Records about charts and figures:
──────
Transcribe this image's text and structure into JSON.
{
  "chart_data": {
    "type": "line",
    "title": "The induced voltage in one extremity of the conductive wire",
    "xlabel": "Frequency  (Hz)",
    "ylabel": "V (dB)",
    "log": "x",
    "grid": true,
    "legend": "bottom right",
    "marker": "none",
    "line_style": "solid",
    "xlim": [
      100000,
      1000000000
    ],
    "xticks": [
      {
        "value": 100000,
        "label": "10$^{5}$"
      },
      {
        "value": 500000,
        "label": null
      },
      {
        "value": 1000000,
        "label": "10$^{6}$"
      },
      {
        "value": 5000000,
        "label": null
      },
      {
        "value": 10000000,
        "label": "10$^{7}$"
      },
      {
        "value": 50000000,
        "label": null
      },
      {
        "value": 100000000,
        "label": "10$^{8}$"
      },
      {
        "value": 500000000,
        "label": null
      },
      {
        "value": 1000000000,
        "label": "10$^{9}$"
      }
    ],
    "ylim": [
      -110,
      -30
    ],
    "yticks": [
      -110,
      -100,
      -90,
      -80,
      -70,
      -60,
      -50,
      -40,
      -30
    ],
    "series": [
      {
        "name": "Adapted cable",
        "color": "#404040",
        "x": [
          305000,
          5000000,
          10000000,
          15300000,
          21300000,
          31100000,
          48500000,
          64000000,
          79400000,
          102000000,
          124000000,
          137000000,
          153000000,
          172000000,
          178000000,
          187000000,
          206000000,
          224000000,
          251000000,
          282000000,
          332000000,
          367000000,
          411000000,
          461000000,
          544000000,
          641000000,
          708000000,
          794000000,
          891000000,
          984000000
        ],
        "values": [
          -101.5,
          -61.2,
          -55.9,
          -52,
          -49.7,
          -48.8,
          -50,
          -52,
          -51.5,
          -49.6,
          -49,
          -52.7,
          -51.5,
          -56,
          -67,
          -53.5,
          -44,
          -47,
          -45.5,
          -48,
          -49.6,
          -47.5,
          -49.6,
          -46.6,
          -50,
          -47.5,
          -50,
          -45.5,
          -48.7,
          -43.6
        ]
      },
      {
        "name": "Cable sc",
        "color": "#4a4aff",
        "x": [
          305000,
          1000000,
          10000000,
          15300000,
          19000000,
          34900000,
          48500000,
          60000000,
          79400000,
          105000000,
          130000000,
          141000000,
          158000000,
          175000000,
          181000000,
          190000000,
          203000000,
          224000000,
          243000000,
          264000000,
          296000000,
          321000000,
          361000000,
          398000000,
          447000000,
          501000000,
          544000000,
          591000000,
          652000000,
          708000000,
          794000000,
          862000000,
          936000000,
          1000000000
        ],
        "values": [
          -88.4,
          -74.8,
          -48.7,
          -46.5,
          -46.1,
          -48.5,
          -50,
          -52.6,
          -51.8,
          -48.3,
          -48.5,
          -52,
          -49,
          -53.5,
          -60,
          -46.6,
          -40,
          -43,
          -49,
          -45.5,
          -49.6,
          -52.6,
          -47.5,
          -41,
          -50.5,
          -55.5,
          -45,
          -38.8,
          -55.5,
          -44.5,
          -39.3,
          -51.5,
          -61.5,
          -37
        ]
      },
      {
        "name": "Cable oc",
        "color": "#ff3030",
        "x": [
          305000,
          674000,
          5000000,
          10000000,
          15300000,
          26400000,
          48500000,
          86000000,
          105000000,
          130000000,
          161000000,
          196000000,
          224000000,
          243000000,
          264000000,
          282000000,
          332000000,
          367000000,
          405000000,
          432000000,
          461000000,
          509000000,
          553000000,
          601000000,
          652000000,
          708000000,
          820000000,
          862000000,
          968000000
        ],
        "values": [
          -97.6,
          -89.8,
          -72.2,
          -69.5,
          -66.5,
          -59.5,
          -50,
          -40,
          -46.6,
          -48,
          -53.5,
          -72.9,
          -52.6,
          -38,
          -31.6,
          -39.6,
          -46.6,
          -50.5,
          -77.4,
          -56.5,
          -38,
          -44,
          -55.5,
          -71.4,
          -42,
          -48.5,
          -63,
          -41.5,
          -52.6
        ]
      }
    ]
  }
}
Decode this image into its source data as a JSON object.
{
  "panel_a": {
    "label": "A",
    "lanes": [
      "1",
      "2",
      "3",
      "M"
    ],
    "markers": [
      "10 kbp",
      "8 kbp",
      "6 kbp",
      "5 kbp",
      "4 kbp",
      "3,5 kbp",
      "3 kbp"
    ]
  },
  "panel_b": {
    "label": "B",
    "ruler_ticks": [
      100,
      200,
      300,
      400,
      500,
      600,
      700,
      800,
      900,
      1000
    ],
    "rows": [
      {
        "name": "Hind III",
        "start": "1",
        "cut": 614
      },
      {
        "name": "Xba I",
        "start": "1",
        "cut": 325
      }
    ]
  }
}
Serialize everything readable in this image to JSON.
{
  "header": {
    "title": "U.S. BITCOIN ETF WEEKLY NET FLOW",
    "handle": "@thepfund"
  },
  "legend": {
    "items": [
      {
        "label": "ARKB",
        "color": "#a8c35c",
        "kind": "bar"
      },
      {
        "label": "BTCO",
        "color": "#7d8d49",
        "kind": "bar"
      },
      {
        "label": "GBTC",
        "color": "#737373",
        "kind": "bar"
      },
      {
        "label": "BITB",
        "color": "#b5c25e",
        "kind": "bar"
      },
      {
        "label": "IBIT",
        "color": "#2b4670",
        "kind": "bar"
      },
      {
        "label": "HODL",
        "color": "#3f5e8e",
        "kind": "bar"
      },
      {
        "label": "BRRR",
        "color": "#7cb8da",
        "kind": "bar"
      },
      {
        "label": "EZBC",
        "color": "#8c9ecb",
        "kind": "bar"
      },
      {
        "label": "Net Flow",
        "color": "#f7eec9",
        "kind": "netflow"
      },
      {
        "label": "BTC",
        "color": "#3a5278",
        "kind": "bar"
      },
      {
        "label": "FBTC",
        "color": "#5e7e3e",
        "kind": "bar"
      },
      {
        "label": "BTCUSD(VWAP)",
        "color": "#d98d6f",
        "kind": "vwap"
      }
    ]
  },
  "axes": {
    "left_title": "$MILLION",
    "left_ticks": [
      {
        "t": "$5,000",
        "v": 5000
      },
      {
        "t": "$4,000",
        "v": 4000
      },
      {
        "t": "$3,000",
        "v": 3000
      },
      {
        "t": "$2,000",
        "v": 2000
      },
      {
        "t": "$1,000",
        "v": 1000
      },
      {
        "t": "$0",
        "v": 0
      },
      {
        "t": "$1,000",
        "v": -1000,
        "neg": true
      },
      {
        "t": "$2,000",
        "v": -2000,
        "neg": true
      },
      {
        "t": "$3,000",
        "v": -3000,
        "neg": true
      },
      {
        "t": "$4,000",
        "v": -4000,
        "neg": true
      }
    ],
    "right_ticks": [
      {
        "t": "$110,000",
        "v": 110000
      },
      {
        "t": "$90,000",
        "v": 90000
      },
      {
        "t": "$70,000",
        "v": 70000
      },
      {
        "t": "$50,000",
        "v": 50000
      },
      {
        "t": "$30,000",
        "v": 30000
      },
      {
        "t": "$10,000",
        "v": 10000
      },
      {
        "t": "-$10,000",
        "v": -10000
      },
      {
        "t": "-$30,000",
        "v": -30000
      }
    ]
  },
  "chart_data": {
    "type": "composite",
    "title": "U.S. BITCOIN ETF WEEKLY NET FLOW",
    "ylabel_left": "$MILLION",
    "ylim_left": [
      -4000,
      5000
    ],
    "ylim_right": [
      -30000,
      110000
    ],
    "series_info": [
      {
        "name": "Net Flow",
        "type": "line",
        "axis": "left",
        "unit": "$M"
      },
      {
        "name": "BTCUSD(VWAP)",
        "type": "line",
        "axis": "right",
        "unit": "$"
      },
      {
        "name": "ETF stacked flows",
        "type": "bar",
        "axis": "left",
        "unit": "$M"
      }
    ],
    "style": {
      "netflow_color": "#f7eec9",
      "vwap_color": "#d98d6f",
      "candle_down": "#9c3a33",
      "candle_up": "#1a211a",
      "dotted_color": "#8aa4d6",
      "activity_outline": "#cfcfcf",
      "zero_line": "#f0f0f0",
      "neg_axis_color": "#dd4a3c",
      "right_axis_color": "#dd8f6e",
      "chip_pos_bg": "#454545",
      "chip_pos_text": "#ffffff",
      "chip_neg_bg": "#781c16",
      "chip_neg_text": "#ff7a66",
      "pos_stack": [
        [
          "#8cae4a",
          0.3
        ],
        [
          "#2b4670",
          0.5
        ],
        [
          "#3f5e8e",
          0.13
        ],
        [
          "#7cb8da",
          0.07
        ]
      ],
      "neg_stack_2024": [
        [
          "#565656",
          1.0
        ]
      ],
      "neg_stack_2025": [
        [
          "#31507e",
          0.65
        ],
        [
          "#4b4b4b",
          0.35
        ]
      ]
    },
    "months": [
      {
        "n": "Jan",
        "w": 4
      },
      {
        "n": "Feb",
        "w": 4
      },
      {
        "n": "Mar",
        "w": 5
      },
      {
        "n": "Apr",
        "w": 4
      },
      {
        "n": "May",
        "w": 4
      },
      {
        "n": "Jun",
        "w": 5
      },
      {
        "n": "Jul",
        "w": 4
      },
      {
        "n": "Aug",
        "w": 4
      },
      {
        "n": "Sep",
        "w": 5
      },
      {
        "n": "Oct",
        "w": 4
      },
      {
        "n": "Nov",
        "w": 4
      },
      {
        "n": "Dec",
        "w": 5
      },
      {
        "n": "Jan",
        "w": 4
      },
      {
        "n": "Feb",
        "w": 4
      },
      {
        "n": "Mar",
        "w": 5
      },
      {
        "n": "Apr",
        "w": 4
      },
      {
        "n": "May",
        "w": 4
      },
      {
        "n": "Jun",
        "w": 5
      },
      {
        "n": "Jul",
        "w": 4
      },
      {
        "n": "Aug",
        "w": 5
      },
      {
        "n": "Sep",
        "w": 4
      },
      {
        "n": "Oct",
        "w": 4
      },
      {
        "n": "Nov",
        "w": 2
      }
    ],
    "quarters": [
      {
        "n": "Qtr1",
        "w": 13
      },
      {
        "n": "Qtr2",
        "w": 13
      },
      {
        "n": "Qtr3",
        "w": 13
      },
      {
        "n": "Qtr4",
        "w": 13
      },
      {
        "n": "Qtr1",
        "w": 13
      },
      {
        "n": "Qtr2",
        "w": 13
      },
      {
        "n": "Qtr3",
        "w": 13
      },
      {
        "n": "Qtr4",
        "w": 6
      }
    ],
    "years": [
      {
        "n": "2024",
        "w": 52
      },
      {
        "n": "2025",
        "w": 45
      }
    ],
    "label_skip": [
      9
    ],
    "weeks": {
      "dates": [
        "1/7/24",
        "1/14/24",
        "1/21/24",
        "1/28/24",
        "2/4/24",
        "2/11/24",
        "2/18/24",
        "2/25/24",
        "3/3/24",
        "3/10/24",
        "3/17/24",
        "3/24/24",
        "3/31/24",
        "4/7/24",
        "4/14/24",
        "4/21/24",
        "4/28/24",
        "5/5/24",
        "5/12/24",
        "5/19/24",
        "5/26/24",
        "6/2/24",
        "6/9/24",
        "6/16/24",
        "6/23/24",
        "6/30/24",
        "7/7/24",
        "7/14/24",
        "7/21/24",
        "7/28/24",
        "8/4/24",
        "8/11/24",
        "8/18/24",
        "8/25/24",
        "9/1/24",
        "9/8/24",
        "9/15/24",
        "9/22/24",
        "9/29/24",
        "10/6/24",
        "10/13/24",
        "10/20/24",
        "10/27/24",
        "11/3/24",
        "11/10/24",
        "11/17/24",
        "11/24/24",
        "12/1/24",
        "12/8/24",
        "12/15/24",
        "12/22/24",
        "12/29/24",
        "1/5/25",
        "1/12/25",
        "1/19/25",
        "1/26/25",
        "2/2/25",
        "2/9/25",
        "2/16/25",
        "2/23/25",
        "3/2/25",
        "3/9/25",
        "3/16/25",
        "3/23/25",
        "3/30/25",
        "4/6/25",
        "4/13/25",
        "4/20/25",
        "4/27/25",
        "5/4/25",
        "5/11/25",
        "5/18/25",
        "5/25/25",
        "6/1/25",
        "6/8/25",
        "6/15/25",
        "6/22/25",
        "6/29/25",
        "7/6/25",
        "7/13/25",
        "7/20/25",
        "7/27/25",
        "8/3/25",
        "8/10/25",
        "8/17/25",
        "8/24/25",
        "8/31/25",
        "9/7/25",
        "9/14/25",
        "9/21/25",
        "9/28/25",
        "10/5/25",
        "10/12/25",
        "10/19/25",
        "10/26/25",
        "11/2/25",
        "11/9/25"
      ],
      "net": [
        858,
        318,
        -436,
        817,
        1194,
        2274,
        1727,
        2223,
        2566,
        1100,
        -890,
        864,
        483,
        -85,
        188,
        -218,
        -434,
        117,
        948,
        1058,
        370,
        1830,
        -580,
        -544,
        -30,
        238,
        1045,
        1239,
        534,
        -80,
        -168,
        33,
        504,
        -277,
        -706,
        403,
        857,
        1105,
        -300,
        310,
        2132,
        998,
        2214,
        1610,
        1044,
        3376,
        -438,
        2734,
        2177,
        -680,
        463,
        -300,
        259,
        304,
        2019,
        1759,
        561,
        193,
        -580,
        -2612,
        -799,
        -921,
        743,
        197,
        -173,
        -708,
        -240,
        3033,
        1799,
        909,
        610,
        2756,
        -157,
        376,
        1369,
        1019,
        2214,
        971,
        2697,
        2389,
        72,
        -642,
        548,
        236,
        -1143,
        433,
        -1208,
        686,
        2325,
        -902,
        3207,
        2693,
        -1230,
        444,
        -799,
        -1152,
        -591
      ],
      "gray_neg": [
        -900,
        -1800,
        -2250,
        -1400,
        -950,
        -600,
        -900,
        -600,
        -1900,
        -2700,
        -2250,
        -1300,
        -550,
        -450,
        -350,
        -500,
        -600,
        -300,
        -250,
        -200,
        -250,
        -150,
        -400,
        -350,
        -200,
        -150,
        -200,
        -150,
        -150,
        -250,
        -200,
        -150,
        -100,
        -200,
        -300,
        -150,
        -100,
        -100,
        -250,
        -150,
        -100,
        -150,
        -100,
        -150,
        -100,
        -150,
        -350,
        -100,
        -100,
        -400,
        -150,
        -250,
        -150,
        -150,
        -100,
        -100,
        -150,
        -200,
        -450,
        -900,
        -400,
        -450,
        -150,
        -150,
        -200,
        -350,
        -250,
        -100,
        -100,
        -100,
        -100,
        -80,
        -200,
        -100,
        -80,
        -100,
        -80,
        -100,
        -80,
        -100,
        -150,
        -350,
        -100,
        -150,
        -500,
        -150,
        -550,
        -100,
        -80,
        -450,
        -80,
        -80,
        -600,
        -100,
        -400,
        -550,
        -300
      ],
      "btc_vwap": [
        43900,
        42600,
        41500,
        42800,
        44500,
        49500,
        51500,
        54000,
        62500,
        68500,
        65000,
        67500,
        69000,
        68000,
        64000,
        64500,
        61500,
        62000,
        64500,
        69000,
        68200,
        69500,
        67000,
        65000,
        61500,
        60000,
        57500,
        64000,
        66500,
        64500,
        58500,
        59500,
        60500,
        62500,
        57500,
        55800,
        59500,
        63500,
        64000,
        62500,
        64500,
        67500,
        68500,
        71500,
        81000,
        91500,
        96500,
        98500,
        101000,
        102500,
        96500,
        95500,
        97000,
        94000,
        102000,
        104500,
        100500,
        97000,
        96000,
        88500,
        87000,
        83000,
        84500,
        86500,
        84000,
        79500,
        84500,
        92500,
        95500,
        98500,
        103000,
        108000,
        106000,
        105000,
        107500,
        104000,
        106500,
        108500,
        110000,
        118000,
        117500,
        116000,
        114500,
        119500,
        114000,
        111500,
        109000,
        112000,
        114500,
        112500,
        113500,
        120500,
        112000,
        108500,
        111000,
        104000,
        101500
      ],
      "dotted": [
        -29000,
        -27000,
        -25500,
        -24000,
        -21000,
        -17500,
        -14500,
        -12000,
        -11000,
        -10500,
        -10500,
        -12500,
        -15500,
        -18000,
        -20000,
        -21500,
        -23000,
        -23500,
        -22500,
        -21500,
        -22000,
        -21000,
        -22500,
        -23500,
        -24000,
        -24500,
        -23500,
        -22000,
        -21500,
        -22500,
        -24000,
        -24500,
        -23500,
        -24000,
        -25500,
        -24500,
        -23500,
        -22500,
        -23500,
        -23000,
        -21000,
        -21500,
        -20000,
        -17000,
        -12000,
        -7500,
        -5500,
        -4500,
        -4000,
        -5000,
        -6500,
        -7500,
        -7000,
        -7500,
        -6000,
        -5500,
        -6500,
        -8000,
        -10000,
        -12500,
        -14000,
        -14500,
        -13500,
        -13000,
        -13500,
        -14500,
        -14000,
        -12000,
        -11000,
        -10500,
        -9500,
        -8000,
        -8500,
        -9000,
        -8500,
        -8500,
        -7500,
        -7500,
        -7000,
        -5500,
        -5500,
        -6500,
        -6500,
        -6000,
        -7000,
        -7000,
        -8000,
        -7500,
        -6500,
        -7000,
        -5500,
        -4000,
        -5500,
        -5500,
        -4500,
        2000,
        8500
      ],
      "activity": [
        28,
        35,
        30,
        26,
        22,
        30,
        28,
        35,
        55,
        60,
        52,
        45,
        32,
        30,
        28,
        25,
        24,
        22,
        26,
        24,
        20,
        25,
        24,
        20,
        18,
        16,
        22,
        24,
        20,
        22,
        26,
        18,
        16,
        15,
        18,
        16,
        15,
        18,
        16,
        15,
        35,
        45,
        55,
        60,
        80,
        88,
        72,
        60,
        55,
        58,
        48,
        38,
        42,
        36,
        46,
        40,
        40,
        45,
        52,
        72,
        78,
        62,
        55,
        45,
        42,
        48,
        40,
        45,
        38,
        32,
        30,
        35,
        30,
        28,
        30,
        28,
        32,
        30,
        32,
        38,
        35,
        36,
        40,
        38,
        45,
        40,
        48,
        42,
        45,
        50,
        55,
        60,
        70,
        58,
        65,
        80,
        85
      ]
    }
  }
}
──────
→ **WORK TO DO**: Pick out the lines containing the word "image" and show them.

→ **FULL OUTPUT**:
Transcribe this image's text and structure into JSON.
Decode this image into its source data as a JSON object.
Serialize everything readable in this image to JSON.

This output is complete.